## Exercise task:
Could you extract every entry below and reproduce it exactly?
^^^^
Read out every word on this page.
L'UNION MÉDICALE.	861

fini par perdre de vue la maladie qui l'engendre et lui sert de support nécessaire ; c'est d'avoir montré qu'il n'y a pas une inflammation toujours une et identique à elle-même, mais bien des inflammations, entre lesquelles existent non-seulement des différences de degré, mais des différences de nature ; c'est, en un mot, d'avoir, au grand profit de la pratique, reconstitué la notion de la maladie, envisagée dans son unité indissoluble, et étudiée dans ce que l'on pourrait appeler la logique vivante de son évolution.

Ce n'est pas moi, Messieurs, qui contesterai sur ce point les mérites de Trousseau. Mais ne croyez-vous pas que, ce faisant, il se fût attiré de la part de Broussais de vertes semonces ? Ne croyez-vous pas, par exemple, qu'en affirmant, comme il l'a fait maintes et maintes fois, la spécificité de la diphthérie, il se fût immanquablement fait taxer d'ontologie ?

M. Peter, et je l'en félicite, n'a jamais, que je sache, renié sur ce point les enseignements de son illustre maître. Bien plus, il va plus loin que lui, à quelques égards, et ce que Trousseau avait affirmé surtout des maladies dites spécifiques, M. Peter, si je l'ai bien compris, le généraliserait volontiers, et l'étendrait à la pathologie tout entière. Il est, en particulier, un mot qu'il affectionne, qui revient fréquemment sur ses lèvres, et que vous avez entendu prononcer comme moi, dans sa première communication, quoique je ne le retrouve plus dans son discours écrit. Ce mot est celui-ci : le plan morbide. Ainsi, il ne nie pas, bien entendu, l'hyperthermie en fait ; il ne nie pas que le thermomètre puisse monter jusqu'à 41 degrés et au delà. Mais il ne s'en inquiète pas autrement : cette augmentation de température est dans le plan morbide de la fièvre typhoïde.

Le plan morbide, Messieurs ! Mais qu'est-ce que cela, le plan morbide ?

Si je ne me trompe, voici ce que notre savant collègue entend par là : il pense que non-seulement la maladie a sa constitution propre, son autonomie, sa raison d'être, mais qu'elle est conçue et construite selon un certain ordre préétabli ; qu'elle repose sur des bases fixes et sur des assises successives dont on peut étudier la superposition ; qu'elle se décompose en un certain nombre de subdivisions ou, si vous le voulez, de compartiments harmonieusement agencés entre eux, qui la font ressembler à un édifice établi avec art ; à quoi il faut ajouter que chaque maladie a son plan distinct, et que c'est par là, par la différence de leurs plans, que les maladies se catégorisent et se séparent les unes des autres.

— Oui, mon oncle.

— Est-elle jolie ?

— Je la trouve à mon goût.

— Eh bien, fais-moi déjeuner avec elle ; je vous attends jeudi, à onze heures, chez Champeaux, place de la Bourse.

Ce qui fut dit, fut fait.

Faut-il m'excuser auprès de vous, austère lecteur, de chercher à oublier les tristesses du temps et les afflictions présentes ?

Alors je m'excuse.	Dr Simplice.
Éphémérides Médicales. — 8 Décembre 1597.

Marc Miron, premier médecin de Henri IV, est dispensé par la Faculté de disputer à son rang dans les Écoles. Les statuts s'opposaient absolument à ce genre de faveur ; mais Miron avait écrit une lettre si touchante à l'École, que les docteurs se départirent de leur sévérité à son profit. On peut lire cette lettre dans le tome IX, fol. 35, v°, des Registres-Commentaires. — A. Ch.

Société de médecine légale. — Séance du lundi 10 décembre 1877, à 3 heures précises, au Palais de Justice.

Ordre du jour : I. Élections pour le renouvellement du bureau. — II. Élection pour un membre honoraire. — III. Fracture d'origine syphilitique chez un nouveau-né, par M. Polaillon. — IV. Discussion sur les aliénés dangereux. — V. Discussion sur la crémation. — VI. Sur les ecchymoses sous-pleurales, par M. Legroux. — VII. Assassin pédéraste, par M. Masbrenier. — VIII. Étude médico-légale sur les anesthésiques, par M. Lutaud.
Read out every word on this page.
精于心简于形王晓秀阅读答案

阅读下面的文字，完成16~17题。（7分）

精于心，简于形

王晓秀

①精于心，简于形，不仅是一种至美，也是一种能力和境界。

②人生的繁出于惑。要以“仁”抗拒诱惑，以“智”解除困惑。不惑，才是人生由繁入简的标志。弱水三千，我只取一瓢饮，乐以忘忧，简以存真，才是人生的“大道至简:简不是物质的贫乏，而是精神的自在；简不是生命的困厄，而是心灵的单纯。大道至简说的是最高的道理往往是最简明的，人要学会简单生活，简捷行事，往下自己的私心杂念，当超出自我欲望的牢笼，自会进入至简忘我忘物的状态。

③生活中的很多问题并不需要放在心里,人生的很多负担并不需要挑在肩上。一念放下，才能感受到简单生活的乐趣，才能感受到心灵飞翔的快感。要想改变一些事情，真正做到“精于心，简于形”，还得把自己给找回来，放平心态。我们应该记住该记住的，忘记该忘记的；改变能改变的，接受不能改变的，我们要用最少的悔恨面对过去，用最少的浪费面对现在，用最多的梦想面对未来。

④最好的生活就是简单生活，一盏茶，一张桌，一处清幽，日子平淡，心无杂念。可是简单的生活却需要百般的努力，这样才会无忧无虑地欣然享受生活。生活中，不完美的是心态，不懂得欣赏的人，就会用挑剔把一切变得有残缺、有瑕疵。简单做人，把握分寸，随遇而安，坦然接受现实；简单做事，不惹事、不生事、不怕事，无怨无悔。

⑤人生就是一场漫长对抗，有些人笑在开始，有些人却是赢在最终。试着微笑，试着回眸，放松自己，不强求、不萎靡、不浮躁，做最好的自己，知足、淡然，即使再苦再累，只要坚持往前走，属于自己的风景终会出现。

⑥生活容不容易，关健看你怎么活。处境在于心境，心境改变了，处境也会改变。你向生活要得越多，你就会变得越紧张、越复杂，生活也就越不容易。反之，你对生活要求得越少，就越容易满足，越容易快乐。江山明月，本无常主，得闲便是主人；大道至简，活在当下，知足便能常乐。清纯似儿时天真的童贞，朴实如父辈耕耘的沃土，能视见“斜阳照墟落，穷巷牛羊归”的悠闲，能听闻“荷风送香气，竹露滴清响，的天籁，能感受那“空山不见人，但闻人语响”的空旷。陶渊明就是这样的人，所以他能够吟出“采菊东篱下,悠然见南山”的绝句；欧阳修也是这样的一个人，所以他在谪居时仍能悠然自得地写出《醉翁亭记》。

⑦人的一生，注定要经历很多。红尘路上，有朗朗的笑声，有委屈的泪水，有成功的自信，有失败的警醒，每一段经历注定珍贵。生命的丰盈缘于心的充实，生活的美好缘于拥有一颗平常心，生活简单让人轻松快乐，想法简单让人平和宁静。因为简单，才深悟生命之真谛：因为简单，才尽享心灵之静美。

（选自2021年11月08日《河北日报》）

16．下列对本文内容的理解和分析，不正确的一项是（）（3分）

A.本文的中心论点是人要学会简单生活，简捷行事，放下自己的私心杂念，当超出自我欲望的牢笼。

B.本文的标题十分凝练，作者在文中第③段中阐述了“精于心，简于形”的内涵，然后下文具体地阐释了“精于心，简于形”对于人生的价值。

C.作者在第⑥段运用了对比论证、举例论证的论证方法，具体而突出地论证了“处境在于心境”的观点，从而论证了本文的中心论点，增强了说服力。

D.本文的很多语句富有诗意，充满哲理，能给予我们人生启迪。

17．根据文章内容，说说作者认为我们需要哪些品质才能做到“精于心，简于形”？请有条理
^^^^
## Completed task:
Read out every word on this page.
L'UNION MÉDICALE.	861

fini par perdre de vue la maladie qui l'engendre et lui sert de support nécessaire ; c'est d'avoir montré qu'il n'y a pas une inflammation toujours une et identique à elle-même, mais bien des inflammations, entre lesquelles existent non-seulement des différences de degré, mais des différences de nature ; c'est, en un mot, d'avoir, au grand profit de la pratique, reconstitué la notion de la maladie, envisagée dans son unité indissoluble, et étudiée dans ce que l'on pourrait appeler la logique vivante de son évolution.

Ce n'est pas moi, Messieurs, qui contesterai sur ce point les mérites de Trousseau. Mais ne croyez-vous pas que, ce faisant, il se fût attiré de la part de Broussais de vertes semonces ? Ne croyez-vous pas, par exemple, qu'en affirmant, comme il l'a fait maintes et maintes fois, la spécificité de la diphthérie, il se fût immanquablement fait taxer d'ontologie ?

M. Peter, et je l'en félicite, n'a jamais, que je sache, renié sur ce point les enseignements de son illustre maître. Bien plus, il va plus loin que lui, à quelques égards, et ce que Trousseau avait affirmé surtout des maladies dites spécifiques, M. Peter, si je l'ai bien compris, le généraliserait volontiers, et l'étendrait à la pathologie tout entière. Il est, en particulier, un mot qu'il affectionne, qui revient fréquemment sur ses lèvres, et que vous avez entendu prononcer comme moi, dans sa première communication, quoique je ne le retrouve plus dans son discours écrit. Ce mot est celui-ci : le plan morbide. Ainsi, il ne nie pas, bien entendu, l'hyperthermie en fait ; il ne nie pas que le thermomètre puisse monter jusqu'à 41 degrés et au delà. Mais il ne s'en inquiète pas autrement : cette augmentation de température est dans le plan morbide de la fièvre typhoïde.

Le plan morbide, Messieurs ! Mais qu'est-ce que cela, le plan morbide ?

Si je ne me trompe, voici ce que notre savant collègue entend par là : il pense que non-seulement la maladie a sa constitution propre, son autonomie, sa raison d'être, mais qu'elle est conçue et construite selon un certain ordre préétabli ; qu'elle repose sur des bases fixes et sur des assises successives dont on peut étudier la superposition ; qu'elle se décompose en un certain nombre de subdivisions ou, si vous le voulez, de compartiments harmonieusement agencés entre eux, qui la font ressembler à un édifice établi avec art ; à quoi il faut ajouter que chaque maladie a son plan distinct, et que c'est par là, par la différence de leurs plans, que les maladies se catégorisent et se séparent les unes des autres.

— Oui, mon oncle.

— Est-elle jolie ?

— Je la trouve à mon goût.

— Eh bien, fais-moi déjeuner avec elle ; je vous attends jeudi, à onze heures, chez Champeaux, place de la Bourse.

Ce qui fut dit, fut fait.

Faut-il m'excuser auprès de vous, austère lecteur, de chercher à oublier les tristesses du temps et les afflictions présentes ?

Alors je m'excuse.	Dr Simplice.
Éphémérides Médicales. — 8 Décembre 1597.

Marc Miron, premier médecin de Henri IV, est dispensé par la Faculté de disputer à son rang dans les Écoles. Les statuts s'opposaient absolument à ce genre de faveur ; mais Miron avait écrit une lettre si touchante à l'École, que les docteurs se départirent de leur sévérité à son profit. On peut lire cette lettre dans le tome IX, fol. 35, v°, des Registres-Commentaires. — A. Ch.

Société de médecine légale. — Séance du lundi 10 décembre 1877, à 3 heures précises, au Palais de Justice.

Ordre du jour : I. Élections pour le renouvellement du bureau. — II. Élection pour un membre honoraire. — III. Fracture d'origine syphilitique chez un nouveau-né, par M. Polaillon. — IV. Discussion sur les aliénés dangereux. — V. Discussion sur la crémation. — VI. Sur les ecchymoses sous-pleurales, par M. Legroux. — VII. Assassin pédéraste, par M. Masbrenier. — VIII. Étude médico-légale sur les anesthésiques, par M. Lutaud.
Read out every word on this page.
精于心简于形王晓秀阅读答案

阅读下面的文字，完成16~17题。（7分）

精于心，简于形

王晓秀

①精于心，简于形，不仅是一种至美，也是一种能力和境界。

②人生的繁出于惑。要以“仁”抗拒诱惑，以“智”解除困惑。不惑，才是人生由繁入简的标志。弱水三千，我只取一瓢饮，乐以忘忧，简以存真，才是人生的“大道至简:简不是物质的贫乏，而是精神的自在；简不是生命的困厄，而是心灵的单纯。大道至简说的是最高的道理往往是最简明的，人要学会简单生活，简捷行事，往下自己的私心杂念，当超出自我欲望的牢笼，自会进入至简忘我忘物的状态。

③生活中的很多问题并不需要放在心里,人生的很多负担并不需要挑在肩上。一念放下，才能感受到简单生活的乐趣，才能感受到心灵飞翔的快感。要想改变一些事情，真正做到“精于心，简于形”，还得把自己给找回来，放平心态。我们应该记住该记住的，忘记该忘记的；改变能改变的，接受不能改变的，我们要用最少的悔恨面对过去，用最少的浪费面对现在，用最多的梦想面对未来。

④最好的生活就是简单生活，一盏茶，一张桌，一处清幽，日子平淡，心无杂念。可是简单的生活却需要百般的努力，这样才会无忧无虑地欣然享受生活。生活中，不完美的是心态，不懂得欣赏的人，就会用挑剔把一切变得有残缺、有瑕疵。简单做人，把握分寸，随遇而安，坦然接受现实；简单做事，不惹事、不生事、不怕事，无怨无悔。

⑤人生就是一场漫长对抗，有些人笑在开始，有些人却是赢在最终。试着微笑，试着回眸，放松自己，不强求、不萎靡、不浮躁，做最好的自己，知足、淡然，即使再苦再累，只要坚持往前走，属于自己的风景终会出现。

⑥生活容不容易，关健看你怎么活。处境在于心境，心境改变了，处境也会改变。你向生活要得越多，你就会变得越紧张、越复杂，生活也就越不容易。反之，你对生活要求得越少，就越容易满足，越容易快乐。江山明月，本无常主，得闲便是主人；大道至简，活在当下，知足便能常乐。清纯似儿时天真的童贞，朴实如父辈耕耘的沃土，能视见“斜阳照墟落，穷巷牛羊归”的悠闲，能听闻“荷风送香气，竹露滴清响，的天籁，能感受那“空山不见人，但闻人语响”的空旷。陶渊明就是这样的人，所以他能够吟出“采菊东篱下,悠然见南山”的绝句；欧阳修也是这样的一个人，所以他在谪居时仍能悠然自得地写出《醉翁亭记》。

⑦人的一生，注定要经历很多。红尘路上，有朗朗的笑声，有委屈的泪水，有成功的自信，有失败的警醒，每一段经历注定珍贵。生命的丰盈缘于心的充实，生活的美好缘于拥有一颗平常心，生活简单让人轻松快乐，想法简单让人平和宁静。因为简单，才深悟生命之真谛：因为简单，才尽享心灵之静美。

（选自2021年11月08日《河北日报》）

16．下列对本文内容的理解和分析，不正确的一项是（）（3分）

A.本文的中心论点是人要学会简单生活，简捷行事，放下自己的私心杂念，当超出自我欲望的牢笼。

B.本文的标题十分凝练，作者在文中第③段中阐述了“精于心，简于形”的内涵，然后下文具体地阐释了“精于心，简于形”对于人生的价值。

C.作者在第⑥段运用了对比论证、举例论证的论证方法，具体而突出地论证了“处境在于心境”的观点，从而论证了本文的中心论点，增强了说服力。

D.本文的很多语句富有诗意，充满哲理，能给予我们人生启迪。

17．根据文章内容，说说作者认为我们需要哪些品质才能做到“精于心，简于形”？请有条理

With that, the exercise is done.